● Figure content listings:

===============

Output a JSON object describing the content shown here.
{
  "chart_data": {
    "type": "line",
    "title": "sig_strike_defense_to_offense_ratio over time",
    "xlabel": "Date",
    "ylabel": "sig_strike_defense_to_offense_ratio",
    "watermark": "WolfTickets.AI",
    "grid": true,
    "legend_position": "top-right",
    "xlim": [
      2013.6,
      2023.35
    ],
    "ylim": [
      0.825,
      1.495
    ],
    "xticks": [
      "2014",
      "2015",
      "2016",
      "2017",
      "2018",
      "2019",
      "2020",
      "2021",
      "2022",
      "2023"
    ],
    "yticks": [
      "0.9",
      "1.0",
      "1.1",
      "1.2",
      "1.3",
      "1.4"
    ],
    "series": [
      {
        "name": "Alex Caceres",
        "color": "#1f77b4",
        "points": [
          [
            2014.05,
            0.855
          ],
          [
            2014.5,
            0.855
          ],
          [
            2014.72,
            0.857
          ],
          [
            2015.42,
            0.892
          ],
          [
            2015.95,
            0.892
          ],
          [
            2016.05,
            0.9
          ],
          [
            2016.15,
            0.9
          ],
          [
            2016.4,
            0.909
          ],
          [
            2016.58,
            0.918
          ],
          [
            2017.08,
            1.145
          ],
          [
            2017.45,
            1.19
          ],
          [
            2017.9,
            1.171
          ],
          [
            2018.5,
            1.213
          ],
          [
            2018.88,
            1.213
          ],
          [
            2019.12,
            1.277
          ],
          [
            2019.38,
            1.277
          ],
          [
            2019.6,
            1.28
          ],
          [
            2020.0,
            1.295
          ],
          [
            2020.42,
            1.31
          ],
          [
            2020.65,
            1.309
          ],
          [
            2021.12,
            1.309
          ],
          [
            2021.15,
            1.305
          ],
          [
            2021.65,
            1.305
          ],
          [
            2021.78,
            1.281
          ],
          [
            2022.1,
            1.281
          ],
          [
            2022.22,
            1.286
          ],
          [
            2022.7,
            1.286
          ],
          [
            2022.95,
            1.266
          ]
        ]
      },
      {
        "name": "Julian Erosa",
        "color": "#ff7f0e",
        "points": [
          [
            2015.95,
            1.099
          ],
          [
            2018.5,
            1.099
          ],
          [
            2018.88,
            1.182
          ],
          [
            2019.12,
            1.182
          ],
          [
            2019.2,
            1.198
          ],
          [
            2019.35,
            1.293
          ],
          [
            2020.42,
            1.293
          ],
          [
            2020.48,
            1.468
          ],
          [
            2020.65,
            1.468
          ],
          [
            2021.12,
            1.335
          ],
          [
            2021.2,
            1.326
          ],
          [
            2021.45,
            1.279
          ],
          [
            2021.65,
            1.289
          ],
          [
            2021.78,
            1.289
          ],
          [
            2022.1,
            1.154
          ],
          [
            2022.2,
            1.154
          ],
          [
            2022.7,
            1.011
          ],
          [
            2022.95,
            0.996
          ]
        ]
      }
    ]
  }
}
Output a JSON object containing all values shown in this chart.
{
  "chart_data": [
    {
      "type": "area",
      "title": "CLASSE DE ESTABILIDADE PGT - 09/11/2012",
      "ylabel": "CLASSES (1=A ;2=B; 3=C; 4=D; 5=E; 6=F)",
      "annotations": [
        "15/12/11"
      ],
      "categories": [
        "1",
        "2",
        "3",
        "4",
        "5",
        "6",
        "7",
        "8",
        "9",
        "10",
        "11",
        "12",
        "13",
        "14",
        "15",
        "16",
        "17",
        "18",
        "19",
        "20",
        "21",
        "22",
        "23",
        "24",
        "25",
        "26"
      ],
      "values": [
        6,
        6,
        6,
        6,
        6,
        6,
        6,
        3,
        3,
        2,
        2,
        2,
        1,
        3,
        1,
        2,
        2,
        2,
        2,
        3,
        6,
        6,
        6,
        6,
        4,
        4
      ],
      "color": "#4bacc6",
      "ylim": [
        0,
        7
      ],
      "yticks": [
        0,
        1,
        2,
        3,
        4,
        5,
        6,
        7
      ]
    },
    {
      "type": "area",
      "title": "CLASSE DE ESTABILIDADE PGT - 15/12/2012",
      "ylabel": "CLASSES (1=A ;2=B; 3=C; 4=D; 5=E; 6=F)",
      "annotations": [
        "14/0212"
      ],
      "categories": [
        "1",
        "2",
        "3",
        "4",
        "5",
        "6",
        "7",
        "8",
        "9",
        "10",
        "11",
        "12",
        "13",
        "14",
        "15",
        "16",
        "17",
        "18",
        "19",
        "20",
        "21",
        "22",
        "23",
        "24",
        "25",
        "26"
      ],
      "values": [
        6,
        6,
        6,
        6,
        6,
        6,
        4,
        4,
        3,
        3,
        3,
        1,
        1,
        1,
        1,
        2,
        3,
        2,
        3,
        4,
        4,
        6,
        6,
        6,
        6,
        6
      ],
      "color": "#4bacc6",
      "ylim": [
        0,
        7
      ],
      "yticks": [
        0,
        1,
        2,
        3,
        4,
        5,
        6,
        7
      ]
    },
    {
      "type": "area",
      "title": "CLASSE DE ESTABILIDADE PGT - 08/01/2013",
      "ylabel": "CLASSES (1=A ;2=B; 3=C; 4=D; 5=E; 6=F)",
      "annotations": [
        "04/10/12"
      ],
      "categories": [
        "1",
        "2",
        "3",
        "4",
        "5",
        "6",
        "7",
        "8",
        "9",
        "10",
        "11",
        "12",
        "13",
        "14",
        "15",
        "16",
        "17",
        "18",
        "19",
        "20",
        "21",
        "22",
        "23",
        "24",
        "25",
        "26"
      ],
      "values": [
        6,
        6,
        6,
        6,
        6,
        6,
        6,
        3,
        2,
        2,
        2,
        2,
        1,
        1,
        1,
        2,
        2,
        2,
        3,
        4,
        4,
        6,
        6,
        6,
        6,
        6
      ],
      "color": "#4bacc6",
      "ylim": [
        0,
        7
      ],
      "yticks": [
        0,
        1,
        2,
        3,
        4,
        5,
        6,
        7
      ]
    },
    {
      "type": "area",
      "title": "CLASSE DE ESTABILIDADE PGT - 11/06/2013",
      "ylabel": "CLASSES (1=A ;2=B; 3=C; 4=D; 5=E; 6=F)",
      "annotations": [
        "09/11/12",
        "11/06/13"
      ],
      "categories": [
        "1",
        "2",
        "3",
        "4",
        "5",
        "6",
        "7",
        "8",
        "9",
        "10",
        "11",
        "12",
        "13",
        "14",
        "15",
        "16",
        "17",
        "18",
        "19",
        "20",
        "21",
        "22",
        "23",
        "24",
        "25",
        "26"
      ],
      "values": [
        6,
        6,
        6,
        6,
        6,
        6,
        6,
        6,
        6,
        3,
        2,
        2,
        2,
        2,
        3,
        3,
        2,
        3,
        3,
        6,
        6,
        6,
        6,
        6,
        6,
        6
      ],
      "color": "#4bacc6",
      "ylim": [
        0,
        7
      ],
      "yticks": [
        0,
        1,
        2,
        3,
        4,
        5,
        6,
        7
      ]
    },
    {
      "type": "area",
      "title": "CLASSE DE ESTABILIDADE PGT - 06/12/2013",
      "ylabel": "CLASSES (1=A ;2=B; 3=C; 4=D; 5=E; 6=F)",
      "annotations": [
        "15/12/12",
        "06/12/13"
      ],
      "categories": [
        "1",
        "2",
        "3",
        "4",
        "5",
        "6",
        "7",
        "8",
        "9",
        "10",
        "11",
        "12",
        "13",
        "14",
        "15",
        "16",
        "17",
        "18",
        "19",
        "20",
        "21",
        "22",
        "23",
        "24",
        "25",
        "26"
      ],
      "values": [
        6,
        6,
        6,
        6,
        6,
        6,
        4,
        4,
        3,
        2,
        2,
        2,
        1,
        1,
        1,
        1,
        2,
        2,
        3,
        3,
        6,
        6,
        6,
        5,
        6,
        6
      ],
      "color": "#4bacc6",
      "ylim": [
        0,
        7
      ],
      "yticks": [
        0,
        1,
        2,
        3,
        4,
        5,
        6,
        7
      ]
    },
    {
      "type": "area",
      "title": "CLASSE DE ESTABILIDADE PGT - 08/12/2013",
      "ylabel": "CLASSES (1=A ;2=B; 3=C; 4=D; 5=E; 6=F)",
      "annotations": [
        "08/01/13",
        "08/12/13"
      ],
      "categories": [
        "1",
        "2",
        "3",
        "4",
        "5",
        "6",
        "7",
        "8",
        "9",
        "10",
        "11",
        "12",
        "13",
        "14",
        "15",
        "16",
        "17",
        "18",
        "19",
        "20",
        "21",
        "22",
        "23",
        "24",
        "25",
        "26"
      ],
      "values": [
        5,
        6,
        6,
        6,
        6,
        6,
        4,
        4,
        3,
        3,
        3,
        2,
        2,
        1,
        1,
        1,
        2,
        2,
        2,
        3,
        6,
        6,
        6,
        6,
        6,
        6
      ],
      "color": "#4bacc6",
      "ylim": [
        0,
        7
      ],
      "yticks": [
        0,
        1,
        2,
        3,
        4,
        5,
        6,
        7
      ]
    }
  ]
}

===============

● Problem to work on: Using the records above, pull out each line where the word "Output" occurs.

● Solution below:
Output a JSON object describing the content shown here.
Output a JSON object containing all values shown in this chart.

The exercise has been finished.